DOCUMENT:

········

Le Sénat avait travaillé sur ce texte dès le printemps 2009 et l'avait voté en première lecture le 28 octobre 2009. La progression a été lente, puisque l'Assemblée nationale ne l'a voté que le 25 janvier 2011...
Il devient aujourd'hui urgent d'adopter cette réforme pour assurer le respect des textes européens, mais aussi pour donner aux opérateurs français du secteur des ventes aux enchères des conditions d'activité plus compétitives.
L'Assemblée nationale a très largement souscrit aux orientations retenues par le Sénat en première lecture pour donner davantage d'outils aux opérateurs, tout en renforçant la protection du consommateur.
A l'issue de la première lecture, 15 articles ont été adoptés conformes par l'Assemblée nationale, mais il reste 36 articles en discussion.
Les deux assemblées sont tombées d'accord sur une définition plus ouverte des ventes aux enchères, sur un régime de déclaration d'activité et sur la possibilité, pour les opérateurs de ventes volontaires, de réaliser des ventes de gré à gré. Elles sont également d'accord pour l'assouplissement des conditions de remise en vente d'un bien dans le cadre d'une « folle » enchère, sur les procédés de recours à l'après-vente, ou « after sale », et sur les modalités de mise en oeuvre de la garantie de prix.
Il y a également eu accord entre nos deux assemblées sur une autorité de régulation aux missions renforcées. L'Assemblée nationale a confié au Conseil des ventes volontaires l'élaboration d'un code de déontologie. Je vous proposerai de substituer à cette dénomination celle de « recueil des obligations déontologiques ». Il faudra préciser que ce recueil sera rendu public et que les propositions de modifications législatives ou règlementaires présentées par le Conseil des ventes volontaires ne pourront porter que sur l'activité des ventes volontaires.

········

PROBLÈME POSÉ A: Pouvez-vous recopier telles quelles les lignes enregistrées, de la toute première jusqu'à celle qui contient « 102, 855, 130] », toutes deux incluses ?
Ce document et les lignes enregistrées n'ont aucun lien entre eux.

········

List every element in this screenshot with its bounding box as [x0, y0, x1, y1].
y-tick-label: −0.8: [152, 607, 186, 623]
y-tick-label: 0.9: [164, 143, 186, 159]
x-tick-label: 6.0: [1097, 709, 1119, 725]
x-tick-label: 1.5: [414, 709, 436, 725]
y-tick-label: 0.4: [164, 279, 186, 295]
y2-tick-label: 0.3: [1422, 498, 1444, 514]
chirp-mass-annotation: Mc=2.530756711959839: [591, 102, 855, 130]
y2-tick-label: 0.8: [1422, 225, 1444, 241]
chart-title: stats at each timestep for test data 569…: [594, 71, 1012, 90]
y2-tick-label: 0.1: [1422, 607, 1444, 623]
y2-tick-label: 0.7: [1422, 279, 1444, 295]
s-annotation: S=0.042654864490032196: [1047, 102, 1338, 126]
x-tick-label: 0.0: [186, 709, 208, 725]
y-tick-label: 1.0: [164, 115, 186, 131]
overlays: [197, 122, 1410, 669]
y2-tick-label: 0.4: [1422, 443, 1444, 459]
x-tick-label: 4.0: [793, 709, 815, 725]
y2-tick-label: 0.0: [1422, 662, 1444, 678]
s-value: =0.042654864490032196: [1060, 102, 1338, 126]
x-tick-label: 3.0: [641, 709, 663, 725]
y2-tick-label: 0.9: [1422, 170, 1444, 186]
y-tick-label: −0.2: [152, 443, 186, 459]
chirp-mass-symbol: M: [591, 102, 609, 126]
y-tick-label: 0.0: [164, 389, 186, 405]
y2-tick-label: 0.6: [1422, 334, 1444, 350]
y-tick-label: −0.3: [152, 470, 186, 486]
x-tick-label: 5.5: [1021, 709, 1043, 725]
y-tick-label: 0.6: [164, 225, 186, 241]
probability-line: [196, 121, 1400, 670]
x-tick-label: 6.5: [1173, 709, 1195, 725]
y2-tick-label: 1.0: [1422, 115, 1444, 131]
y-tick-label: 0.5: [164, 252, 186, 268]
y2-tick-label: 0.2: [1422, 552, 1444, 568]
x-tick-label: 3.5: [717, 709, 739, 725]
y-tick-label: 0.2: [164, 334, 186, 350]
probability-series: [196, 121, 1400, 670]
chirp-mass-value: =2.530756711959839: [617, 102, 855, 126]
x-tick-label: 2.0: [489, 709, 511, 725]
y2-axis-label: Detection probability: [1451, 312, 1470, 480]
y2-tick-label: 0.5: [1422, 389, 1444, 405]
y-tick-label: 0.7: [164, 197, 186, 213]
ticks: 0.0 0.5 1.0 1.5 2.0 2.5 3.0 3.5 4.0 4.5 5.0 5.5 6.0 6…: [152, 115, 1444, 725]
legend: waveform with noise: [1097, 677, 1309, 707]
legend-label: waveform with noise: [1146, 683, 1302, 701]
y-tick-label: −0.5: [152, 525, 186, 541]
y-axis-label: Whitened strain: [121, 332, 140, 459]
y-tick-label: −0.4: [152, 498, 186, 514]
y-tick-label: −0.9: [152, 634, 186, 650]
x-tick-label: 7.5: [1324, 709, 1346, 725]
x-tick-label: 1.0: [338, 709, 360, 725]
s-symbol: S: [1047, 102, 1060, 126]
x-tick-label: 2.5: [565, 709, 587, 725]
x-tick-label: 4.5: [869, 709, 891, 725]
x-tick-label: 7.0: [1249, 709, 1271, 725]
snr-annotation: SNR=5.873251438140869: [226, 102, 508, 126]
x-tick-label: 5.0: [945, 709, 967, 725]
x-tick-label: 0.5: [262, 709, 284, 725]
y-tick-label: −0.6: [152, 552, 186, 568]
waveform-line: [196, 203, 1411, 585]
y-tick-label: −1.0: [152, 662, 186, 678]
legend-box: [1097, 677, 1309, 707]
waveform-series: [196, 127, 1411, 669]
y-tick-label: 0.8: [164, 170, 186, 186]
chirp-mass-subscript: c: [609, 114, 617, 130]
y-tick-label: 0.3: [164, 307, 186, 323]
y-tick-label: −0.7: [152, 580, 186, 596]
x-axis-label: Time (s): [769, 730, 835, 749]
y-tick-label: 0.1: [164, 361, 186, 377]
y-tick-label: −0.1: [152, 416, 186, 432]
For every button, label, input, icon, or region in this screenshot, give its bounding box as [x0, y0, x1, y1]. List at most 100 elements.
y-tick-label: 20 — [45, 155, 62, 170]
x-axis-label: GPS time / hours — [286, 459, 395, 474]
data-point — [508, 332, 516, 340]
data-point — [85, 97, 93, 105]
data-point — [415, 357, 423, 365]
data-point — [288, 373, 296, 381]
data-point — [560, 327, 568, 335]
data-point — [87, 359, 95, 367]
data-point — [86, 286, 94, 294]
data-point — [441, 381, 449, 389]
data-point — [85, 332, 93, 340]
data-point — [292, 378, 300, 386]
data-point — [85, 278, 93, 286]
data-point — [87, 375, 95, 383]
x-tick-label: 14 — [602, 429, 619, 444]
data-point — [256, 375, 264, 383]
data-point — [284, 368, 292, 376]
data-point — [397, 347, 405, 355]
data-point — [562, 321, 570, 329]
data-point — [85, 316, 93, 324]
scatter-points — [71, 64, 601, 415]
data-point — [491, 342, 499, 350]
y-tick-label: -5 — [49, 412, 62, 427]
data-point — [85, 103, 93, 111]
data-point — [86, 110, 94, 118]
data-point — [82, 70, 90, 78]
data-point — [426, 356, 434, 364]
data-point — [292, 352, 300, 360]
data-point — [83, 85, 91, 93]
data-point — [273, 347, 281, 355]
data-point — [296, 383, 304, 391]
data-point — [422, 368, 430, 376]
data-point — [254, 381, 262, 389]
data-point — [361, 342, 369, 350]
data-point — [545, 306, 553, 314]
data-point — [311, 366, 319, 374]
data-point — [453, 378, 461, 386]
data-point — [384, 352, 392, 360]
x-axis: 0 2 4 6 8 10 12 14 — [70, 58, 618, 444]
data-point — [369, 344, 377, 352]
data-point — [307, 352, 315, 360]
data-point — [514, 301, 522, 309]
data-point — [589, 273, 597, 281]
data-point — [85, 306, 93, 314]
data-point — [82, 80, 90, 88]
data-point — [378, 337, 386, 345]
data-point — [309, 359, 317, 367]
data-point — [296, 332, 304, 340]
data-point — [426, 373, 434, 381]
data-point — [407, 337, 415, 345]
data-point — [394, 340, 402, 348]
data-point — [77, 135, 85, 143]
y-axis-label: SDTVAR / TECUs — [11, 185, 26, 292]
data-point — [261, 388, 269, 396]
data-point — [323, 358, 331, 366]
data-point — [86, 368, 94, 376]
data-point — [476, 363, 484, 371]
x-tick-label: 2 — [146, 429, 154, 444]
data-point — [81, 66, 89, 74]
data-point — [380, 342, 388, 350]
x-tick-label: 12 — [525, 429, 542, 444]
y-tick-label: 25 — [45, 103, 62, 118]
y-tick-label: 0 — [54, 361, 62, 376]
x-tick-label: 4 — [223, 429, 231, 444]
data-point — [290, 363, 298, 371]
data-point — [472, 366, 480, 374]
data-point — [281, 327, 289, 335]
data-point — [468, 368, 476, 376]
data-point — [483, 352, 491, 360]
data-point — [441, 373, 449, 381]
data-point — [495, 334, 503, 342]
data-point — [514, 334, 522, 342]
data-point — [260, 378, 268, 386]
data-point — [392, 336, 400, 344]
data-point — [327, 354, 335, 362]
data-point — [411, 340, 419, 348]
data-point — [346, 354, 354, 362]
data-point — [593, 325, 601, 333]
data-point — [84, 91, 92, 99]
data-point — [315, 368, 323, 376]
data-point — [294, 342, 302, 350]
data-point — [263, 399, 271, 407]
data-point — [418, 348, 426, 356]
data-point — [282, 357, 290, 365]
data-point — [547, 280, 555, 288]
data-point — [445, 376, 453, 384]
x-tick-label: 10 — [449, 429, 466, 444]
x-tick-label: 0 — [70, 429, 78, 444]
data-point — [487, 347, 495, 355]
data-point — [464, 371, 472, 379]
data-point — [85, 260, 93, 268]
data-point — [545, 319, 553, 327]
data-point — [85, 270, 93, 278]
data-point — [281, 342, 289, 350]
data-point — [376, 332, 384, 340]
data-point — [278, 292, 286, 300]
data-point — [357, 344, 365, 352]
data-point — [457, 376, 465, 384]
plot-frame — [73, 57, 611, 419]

········

PROBLÈME POSÉ B: Pouvez-vous poursuivre le document sur la réforme des ventes aux enchères à partir de sa dernière phrase ?

RÉPONSE ATTENDUE A:
List every element in this screenshot with its bounding box as [x0, y0, x1, y1].
y-tick-label: −0.8: [152, 607, 186, 623]
y-tick-label: 0.9: [164, 143, 186, 159]
x-tick-label: 6.0: [1097, 709, 1119, 725]
x-tick-label: 1.5: [414, 709, 436, 725]
y-tick-label: 0.4: [164, 279, 186, 295]
y2-tick-label: 0.3: [1422, 498, 1444, 514]
chirp-mass-annotation: Mc=2.530756711959839: [591, 102, 855, 130]

RÉPONSE ATTENDUE B:
Quelques dispositions tirent les enseignements de « l'affaire Drouot ». Reprenant une recommandation du rapport sur Drouot remis au garde des Sceaux en avril 2010, les députés ont voulu obliger les opérateurs de ventes volontaires à prendre toutes dispositions propres à assurer la sécurité des ventes qui leur sont confiées. Ces opérateurs devront donc assurer la sécurité des ventes lorsqu'ils recourent à d'autres prestataires de services pour les organiser et les réaliser. En outre, ces prestataires ne pourront ni acheter pour leur propre compte les biens proposés lors des ventes, ni vendre des biens leur appartenant par l'intermédiaire des opérateurs auxquels ils prêtent leurs services. Il s'agit donc de mettre fin à une longue dérive pratiquée par certains de ceux que l'on appelait, à Drouot, « les cols rouges ». Je n'en dis pas plus puisqu'une instruction judiciaire est en cours.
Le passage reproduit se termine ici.